» Text provided
In mid-August, much of California suffered rolling blackouts that had as many as 10 million Californians going without power for days at a time. The excuse used by officials was a series of forest fires that hit vast swaths of the state’s rural areas, but this is nonsense. These blackouts were purely related to lack of electrical capacity, and that lack falls directly at the feet of the state’s Democratic Party-dominated government.

The rolling blackouts were, in fact, implemented during a “heatwave” that saw Southern California temperatures ranging all the way up into the mid-90s. Horrors. As demand ramped up from folks still locked-down by the orders of more Democrat officials wanting to keep their homes cooled, California’s power grid became overloaded for the simple fact that the state no longer possesses enough base-load power plants to generate the necessary level of power.

Meanwhile, in Texas, the folks at ERCOT and at city-run utilities in San Antonio and Austin manage to provide adequate electricity 24 hours per day, 365 days a year, even when temperatures in the state soar above 100 degrees for weeks on end during July through September. In fact, the last time Texas suffered significant blackouts was not even during the summertime, but during the winter of 2010-11 due to a massive freeze event.

As the Gavin Newsom-led state government flailed about trying to shift blame, their friends in the national news media rushed in to try to help. Here is an example from an August 18 piece at Politico:

The exact root of California’s rolling blackouts is still unclear as more power outages loom, and that’s allowed everyone to point fingers.

» Task set
• A. Translate this sentence from the article on California's rolling blackouts into Spanish: "In fact, the last time Texas suffered significant blackouts was not even during the summertime, but during the winter of 2010-11 due to a massive freeze event."
• B. Carry the article on California's rolling blackouts forward from its final sentence.
The entries that come after the article on California's rolling blackouts are separate material with no connection to it.

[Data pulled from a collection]
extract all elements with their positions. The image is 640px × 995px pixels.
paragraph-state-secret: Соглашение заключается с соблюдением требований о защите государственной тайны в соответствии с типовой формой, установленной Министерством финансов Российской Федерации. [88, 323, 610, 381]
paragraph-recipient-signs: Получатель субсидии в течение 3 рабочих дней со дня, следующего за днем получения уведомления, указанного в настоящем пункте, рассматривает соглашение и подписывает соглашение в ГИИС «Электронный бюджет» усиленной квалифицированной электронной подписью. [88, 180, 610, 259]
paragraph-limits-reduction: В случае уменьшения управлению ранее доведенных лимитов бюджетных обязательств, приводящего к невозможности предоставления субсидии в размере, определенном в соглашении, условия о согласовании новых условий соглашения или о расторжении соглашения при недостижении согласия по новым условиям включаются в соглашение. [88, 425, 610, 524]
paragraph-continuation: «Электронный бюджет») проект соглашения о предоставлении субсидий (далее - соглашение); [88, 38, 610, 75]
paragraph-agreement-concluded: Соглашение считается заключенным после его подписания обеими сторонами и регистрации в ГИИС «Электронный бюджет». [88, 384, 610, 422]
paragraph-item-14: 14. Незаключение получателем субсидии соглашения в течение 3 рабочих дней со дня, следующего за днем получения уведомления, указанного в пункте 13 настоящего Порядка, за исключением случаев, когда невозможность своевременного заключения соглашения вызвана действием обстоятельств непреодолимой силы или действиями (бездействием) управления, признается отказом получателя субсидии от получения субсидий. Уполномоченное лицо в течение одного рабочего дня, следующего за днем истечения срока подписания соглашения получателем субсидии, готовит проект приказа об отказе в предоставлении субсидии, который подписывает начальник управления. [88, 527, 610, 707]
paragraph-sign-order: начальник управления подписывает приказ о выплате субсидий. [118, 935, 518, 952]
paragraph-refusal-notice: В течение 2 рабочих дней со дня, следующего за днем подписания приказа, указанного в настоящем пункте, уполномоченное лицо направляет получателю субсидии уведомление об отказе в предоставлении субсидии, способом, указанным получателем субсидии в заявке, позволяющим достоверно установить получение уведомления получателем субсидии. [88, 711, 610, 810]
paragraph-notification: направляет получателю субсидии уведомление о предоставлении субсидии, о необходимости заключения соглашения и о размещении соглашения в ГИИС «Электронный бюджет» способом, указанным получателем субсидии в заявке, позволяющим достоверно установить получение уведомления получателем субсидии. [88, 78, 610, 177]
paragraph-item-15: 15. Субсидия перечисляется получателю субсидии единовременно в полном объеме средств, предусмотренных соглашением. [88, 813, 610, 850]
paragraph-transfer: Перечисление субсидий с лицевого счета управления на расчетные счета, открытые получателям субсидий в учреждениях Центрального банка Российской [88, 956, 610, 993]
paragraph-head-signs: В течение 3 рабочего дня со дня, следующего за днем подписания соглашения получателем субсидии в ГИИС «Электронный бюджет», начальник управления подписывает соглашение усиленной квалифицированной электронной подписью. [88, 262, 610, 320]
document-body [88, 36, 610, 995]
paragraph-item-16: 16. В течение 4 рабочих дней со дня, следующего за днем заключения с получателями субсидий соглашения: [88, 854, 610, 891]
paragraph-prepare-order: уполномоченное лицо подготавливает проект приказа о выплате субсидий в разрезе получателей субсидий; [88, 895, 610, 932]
==
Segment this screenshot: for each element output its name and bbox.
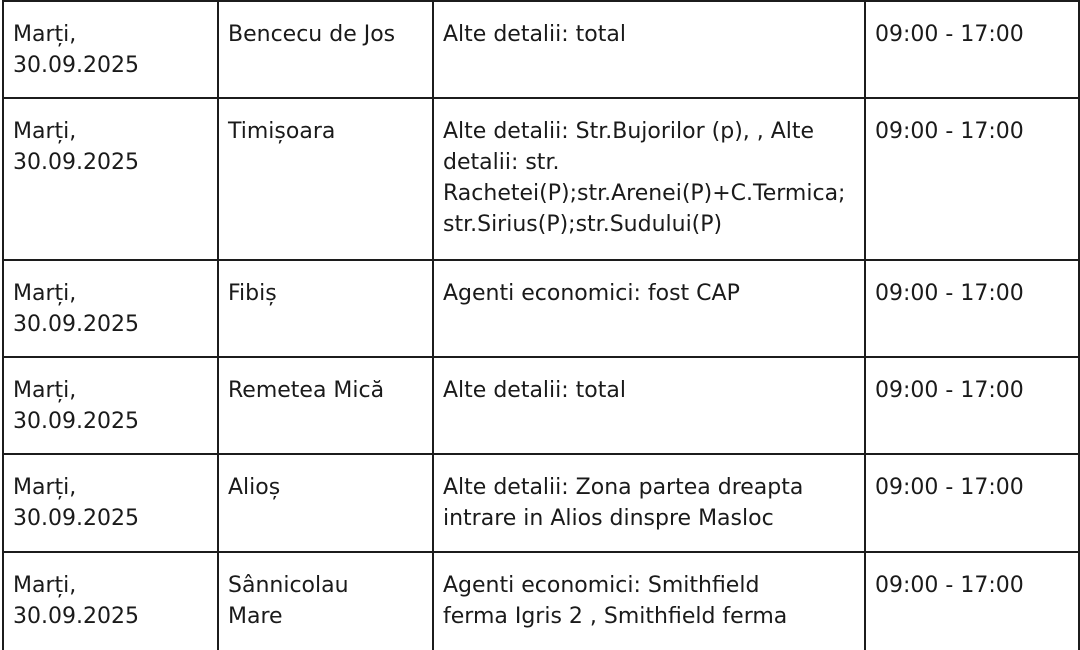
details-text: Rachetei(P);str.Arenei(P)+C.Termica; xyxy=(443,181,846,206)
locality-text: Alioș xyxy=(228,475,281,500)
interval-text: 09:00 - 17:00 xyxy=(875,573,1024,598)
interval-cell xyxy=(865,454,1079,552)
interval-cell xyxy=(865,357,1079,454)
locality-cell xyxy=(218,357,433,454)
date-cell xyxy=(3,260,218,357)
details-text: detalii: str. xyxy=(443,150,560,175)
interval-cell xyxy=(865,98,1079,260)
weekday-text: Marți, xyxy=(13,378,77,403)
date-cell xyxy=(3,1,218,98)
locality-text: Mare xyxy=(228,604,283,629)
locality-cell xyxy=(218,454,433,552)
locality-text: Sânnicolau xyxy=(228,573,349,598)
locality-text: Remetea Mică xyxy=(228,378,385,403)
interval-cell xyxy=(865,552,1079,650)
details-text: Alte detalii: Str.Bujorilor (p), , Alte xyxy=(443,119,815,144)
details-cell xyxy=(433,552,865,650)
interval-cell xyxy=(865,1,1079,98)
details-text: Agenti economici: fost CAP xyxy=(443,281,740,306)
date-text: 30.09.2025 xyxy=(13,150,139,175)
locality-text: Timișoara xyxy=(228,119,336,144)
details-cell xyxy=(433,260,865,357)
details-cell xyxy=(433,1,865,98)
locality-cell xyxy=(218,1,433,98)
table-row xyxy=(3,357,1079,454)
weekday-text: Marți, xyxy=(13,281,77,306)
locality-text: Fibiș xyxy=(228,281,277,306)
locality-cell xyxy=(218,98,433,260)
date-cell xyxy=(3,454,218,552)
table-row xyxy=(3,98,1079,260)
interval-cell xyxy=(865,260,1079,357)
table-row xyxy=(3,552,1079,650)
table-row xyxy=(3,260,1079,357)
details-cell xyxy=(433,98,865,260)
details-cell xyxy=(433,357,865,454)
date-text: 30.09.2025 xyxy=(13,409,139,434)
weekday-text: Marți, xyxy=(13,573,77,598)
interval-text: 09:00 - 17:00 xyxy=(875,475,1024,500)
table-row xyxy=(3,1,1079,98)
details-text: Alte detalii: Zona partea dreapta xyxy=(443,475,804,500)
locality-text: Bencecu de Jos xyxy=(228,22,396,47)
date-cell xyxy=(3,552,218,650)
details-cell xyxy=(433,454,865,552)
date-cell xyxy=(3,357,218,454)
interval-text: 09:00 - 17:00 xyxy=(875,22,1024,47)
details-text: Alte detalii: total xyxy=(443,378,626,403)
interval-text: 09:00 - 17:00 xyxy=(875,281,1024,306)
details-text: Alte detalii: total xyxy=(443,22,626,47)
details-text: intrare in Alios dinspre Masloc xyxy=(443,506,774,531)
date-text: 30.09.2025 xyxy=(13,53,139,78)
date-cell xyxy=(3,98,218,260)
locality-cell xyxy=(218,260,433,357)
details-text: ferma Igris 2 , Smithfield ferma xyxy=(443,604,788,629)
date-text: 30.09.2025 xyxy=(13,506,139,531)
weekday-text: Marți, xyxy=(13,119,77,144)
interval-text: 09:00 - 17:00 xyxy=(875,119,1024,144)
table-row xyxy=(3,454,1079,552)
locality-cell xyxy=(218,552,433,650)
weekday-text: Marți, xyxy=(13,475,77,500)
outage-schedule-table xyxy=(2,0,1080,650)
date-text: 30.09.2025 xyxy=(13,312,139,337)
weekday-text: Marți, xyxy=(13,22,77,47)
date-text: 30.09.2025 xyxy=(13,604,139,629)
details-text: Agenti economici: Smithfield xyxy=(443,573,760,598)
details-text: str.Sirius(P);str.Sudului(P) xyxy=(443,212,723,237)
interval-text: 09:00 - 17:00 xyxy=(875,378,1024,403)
...
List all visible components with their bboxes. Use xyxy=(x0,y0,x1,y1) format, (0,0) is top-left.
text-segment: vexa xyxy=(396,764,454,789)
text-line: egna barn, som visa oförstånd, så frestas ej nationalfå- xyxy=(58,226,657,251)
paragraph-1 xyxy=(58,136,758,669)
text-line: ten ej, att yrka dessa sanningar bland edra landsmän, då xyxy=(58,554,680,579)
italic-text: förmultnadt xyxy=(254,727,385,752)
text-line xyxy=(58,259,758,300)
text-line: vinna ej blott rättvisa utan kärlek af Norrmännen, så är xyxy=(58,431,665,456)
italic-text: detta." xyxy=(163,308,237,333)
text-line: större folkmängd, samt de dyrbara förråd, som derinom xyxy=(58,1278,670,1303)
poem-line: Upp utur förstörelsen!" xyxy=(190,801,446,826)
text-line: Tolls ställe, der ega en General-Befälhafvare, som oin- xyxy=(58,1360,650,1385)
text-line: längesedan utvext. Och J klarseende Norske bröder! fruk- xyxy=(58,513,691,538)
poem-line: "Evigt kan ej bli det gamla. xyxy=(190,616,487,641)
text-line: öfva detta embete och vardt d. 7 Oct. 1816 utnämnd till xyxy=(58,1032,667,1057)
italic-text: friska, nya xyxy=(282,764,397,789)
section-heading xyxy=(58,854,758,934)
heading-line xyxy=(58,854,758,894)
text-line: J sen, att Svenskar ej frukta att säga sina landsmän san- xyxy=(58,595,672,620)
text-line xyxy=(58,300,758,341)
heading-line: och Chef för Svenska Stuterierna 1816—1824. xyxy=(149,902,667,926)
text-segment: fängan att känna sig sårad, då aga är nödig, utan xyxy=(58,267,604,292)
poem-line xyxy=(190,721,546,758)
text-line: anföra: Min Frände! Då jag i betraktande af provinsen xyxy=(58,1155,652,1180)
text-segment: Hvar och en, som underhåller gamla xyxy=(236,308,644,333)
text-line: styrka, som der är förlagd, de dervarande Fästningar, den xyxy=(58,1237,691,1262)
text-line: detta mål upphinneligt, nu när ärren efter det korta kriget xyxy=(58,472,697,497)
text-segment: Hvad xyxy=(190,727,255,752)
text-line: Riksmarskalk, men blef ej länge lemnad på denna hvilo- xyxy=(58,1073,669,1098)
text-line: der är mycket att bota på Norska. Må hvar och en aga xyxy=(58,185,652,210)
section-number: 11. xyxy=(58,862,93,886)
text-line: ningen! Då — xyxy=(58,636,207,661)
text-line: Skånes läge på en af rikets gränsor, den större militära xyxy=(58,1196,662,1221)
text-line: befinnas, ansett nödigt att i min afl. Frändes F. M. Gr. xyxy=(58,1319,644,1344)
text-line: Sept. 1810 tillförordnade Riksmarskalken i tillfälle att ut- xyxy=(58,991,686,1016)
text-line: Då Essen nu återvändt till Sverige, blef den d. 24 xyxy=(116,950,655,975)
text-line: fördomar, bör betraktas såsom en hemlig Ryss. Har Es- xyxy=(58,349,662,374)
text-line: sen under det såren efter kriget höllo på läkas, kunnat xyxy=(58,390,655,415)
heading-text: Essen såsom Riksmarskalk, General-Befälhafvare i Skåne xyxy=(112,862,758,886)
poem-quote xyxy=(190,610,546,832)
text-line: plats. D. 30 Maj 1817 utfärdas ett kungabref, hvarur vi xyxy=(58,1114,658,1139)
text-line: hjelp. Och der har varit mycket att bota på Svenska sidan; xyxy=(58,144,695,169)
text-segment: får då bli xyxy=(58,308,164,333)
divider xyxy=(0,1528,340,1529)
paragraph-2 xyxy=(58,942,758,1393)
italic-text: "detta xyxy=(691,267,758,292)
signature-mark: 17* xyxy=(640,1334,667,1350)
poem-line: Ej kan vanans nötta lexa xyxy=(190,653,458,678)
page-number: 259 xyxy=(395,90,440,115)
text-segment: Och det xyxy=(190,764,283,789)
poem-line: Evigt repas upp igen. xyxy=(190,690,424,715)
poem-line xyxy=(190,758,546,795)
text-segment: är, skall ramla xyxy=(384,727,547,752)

» Outputs by task
• A. De hecho, la última vez que Texas sufrió apagones importantes ni siquiera fue durante el verano, sino durante el invierno de 2010-11, debido a una helada masiva.

• B.
Energy experts Monday cited a litany of potential causes for the rotating outages that affected hundreds of thousands of California residents Friday and Saturday nights: ballooning demand, inadequate transmission, an overreliance on renewable energy and natural gas plant challenges during hot weather.

While California braced for another round of rolling blackouts Monday night, the state’s grid operator held off for a second straight night, citing cooler than expected weather and widespread conservation. It also came as Gov. Gavin Newsom questioned all of the state’s electricity players about why the outages occurred and faced blowback from frustrated residents. Still, the state says more blackouts affecting millions of residents could occur this week as a historic heat wave endures.

California has endured planned blackouts in recent years as a wildfire prevention measure. But it was the Golden State’s first round of rolling blackouts related to supply since 2001, when Enron and other energy traders manipulated California’s market.

Note how the liberal Politico writers managed to insert a reference to Enron, a company that did indeed manipulate markets in California and other parts of the country in the late 1990s, but which hasn’t even existed for almost 20 years. Note also, however, the key admission that Democrat governors Jerry Brown and Gavin Newsom have both used rolling blackouts intentionally as alleged “fire prevention measures”, an effort designed to condition residents of the Golden State to accept such systemic losses of power as just another part of the “new normal” that is being intentionally created by Democrat party policies.

Understand what this means, folks: To California Democrats, rolling blackouts are not an inconvenience to be avoided, but a public conditioning tool to be intentionally deployed during major emergencies.

The next three paragraphs of this lede-burying Politico story reveal the real nature of the issue:

Earlier Monday, the California Independent System Operator blamed Friday’s outages on “high heat and increased electricity demand.” Yet some energy experts noted that demand wasn’t particularly higher than normal, as is typical for weekends, and CAISO had predicted it would have adequate reserves on hand for the 80 percent of California’s grid that it manages.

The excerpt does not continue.